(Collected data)
__________________________________________________
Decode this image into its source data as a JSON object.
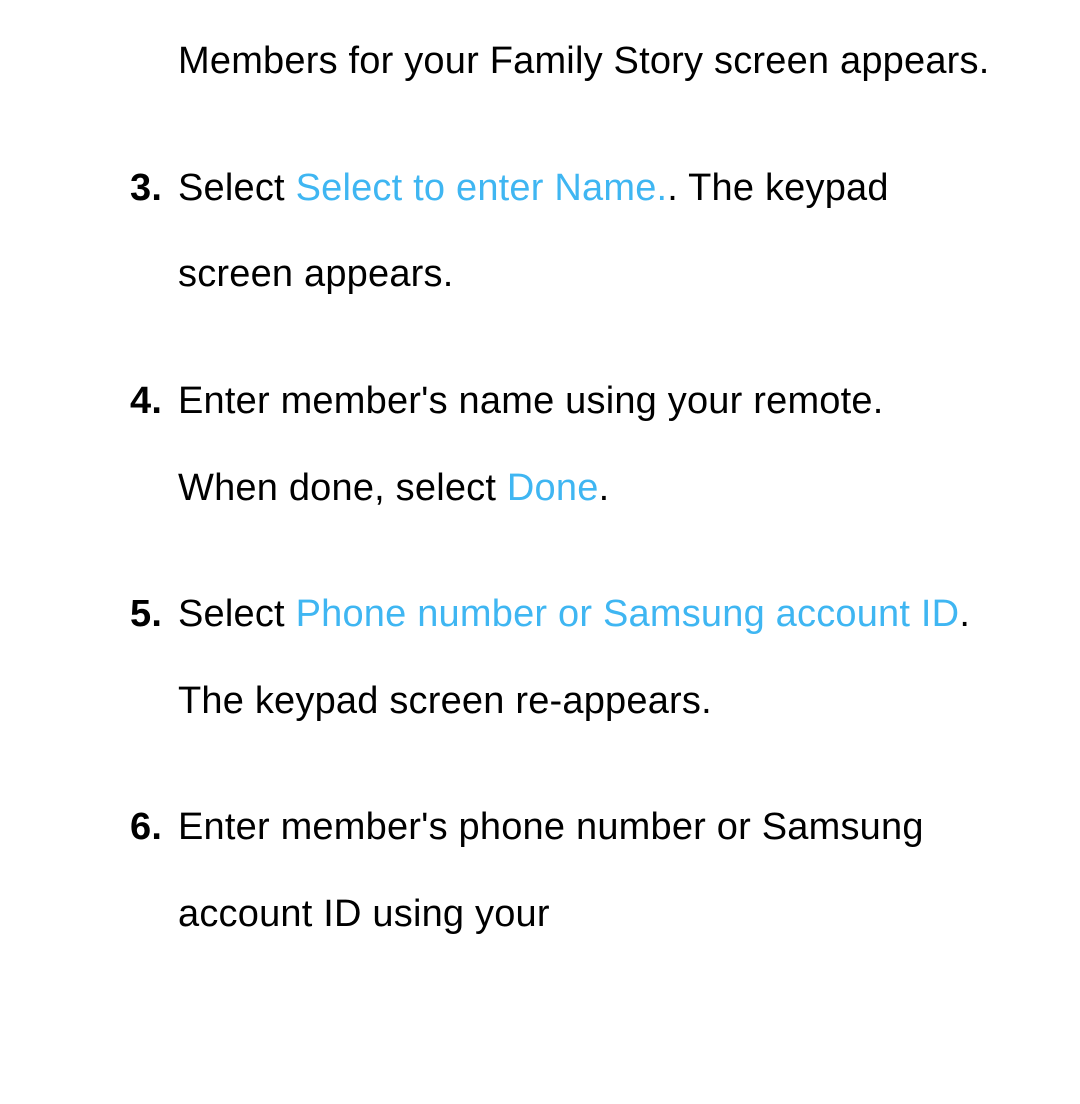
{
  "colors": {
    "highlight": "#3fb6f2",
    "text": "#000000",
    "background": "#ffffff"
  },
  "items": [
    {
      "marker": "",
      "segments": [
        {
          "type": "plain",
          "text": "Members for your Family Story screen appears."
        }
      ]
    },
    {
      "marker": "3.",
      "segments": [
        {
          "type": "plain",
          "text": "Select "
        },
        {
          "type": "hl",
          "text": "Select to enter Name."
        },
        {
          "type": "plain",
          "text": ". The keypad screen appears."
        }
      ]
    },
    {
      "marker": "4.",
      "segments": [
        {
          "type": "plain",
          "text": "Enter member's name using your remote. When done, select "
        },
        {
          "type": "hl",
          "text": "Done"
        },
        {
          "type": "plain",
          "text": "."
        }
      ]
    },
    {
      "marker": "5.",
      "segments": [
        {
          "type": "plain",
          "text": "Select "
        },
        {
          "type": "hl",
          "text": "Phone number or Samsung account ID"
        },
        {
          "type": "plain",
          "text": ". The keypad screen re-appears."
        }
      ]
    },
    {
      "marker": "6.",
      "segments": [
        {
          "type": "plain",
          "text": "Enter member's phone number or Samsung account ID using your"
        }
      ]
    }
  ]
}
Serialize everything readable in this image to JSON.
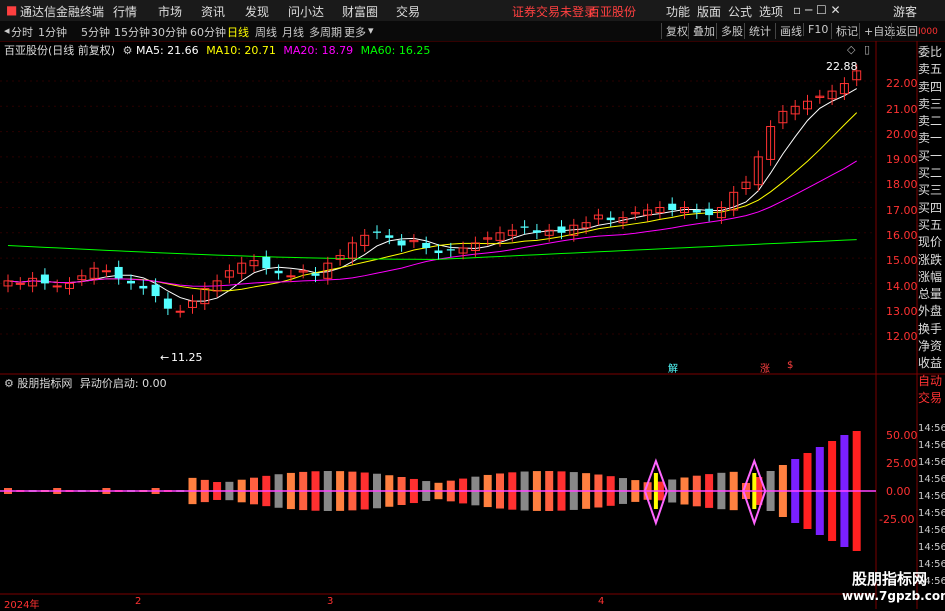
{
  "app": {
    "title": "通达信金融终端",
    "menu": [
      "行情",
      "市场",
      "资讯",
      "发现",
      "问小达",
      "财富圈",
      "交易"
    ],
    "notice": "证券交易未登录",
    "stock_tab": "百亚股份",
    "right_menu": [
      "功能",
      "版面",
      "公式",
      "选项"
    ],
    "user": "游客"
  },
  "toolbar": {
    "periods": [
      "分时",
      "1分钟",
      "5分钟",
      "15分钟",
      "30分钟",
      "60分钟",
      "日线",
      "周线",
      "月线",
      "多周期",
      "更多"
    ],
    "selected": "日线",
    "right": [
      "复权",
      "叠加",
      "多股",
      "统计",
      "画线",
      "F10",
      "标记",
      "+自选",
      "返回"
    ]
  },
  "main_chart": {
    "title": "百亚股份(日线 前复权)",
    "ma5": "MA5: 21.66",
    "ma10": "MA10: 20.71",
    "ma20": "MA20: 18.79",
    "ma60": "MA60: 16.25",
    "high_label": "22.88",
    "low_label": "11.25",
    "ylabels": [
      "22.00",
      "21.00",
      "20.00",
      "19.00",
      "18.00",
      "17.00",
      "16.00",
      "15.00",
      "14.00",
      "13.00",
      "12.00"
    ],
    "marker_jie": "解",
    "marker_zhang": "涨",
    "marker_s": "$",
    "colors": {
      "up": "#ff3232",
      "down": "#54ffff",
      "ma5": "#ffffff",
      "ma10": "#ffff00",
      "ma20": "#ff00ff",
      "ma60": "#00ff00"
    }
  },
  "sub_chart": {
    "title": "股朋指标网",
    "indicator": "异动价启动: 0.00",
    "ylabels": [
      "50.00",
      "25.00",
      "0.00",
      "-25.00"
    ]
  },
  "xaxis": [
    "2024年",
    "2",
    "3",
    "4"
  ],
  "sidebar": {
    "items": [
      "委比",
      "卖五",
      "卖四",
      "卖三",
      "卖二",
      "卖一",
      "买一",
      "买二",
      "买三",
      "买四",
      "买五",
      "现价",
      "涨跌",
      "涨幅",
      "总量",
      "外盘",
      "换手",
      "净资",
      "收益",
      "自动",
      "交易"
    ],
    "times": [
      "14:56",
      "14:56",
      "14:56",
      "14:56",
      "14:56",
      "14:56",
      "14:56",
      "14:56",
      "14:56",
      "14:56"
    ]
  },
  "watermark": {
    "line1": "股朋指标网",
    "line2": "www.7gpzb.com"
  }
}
__________________________________________________
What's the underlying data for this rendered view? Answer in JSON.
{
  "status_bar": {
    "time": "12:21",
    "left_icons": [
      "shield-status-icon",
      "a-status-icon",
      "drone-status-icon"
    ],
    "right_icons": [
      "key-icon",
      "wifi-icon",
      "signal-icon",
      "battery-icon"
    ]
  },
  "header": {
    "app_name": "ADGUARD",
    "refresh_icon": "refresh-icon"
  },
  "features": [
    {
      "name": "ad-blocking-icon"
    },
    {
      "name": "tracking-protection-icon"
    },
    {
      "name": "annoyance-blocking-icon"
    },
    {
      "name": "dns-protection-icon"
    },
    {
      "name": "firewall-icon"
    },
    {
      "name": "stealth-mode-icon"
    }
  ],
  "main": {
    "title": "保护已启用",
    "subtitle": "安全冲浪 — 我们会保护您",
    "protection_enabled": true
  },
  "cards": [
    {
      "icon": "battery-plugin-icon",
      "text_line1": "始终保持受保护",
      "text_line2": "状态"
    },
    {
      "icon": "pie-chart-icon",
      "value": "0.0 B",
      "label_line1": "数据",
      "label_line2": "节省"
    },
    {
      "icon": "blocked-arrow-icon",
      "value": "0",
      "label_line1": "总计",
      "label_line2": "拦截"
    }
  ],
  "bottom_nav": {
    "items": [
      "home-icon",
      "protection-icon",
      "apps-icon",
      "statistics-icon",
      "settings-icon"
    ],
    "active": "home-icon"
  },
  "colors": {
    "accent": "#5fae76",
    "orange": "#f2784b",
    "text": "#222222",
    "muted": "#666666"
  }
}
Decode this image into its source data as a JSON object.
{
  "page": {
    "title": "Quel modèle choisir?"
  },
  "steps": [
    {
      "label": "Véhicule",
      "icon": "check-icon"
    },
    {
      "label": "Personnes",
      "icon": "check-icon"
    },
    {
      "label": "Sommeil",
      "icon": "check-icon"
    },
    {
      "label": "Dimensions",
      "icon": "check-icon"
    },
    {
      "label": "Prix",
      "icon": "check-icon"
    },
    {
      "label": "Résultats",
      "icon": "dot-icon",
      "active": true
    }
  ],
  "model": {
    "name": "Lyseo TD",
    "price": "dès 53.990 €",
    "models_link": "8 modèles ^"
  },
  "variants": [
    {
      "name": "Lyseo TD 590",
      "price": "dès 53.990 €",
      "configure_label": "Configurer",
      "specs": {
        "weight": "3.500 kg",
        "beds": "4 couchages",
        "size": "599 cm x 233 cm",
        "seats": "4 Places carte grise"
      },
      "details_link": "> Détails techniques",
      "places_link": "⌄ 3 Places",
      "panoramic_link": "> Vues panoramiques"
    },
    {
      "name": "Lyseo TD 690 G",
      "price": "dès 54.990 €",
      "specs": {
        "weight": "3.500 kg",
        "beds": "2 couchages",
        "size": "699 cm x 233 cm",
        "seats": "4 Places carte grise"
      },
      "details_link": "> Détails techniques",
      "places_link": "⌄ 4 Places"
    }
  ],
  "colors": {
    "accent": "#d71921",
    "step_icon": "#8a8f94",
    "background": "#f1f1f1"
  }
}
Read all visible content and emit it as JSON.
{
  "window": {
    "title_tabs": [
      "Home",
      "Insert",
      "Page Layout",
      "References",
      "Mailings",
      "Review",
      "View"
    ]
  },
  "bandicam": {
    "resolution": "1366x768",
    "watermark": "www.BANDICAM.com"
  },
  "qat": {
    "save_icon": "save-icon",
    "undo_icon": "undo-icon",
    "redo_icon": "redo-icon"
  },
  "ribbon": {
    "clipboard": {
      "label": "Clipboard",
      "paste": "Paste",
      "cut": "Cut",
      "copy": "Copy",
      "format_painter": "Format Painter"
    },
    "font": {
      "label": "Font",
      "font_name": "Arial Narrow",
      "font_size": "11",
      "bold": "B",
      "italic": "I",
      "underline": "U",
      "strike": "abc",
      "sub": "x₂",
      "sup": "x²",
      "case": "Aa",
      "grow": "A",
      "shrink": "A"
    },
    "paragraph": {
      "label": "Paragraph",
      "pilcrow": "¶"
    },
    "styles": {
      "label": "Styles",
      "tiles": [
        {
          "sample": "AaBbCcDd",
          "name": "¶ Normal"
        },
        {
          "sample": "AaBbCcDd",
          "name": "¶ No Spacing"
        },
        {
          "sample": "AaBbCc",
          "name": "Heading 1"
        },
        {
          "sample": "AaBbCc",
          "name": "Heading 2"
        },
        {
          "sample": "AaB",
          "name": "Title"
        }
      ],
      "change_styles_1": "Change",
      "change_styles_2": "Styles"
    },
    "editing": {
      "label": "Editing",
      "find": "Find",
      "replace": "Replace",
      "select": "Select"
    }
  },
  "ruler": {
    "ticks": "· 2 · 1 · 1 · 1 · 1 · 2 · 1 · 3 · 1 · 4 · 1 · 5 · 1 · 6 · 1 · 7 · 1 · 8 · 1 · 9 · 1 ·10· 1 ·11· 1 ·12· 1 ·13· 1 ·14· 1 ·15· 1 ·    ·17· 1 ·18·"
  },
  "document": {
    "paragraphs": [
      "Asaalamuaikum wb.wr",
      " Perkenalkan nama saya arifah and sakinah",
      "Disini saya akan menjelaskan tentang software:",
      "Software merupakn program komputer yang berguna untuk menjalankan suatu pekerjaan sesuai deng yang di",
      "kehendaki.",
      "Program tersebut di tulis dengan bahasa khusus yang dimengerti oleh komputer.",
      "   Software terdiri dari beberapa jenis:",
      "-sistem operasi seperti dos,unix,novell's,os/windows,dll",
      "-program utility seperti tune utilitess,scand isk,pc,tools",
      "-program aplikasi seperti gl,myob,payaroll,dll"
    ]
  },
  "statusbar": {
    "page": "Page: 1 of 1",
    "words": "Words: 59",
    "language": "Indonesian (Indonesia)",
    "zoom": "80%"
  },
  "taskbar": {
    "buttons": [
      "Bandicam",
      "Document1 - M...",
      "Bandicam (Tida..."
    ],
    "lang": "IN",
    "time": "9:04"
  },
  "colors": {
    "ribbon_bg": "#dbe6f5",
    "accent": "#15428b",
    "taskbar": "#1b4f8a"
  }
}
__________________________________________________
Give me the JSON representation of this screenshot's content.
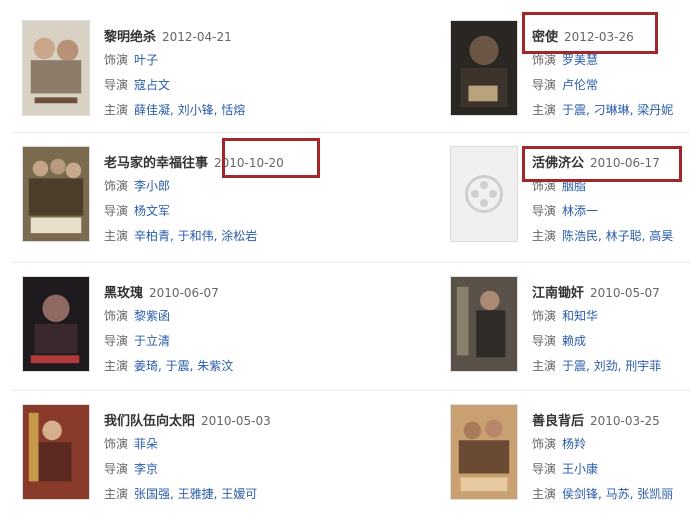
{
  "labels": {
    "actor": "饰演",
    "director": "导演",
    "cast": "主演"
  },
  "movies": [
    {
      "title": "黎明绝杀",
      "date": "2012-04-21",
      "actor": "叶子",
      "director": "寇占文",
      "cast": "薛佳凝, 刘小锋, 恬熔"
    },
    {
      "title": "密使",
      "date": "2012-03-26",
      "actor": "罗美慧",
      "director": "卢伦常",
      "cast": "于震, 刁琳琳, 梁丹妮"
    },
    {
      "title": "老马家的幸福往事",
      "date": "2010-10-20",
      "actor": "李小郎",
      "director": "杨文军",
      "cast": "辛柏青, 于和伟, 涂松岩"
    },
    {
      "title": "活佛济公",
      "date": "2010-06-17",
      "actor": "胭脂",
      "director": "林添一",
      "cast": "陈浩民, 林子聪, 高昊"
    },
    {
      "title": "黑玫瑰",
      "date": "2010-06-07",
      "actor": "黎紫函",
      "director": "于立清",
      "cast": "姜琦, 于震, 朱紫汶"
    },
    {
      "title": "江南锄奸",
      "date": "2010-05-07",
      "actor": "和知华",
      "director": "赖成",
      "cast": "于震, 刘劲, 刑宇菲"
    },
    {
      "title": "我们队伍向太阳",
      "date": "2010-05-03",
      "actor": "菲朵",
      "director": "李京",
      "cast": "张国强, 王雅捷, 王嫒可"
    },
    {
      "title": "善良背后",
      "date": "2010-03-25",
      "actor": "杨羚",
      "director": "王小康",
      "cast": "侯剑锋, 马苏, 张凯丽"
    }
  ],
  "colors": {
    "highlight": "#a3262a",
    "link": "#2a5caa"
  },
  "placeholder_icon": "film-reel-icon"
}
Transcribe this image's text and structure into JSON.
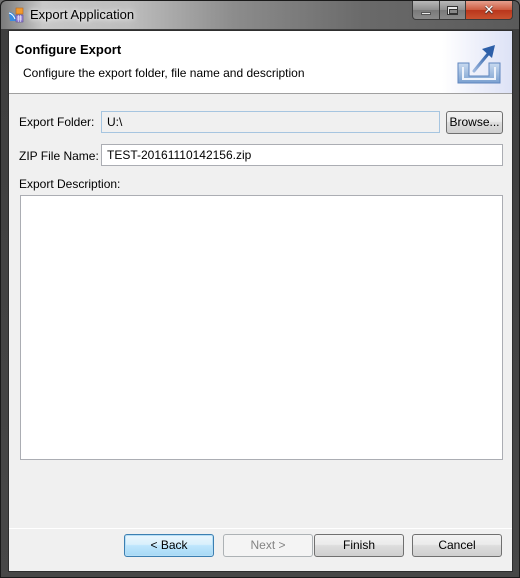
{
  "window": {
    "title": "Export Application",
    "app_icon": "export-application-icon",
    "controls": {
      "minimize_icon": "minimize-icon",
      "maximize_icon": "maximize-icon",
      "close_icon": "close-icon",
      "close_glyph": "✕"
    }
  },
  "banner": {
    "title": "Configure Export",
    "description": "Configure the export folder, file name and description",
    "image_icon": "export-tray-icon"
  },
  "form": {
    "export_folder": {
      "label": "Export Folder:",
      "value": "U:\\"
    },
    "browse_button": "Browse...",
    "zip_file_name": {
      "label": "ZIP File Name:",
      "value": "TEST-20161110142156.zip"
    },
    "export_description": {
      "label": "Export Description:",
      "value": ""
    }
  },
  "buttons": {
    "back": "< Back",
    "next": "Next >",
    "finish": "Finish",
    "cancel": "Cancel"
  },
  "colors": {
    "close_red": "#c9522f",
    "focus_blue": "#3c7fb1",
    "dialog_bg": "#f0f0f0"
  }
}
__________________________________________________
■ **TASK TO COMPLETE**:
Scan the lines above for "using", then copy every one that has it.

■ **SOLUTION TO THIS TASK**:
          "text": "Enter member's name using your remote. When done, select "
          "text": "Enter member's phone number or Samsung account ID using your"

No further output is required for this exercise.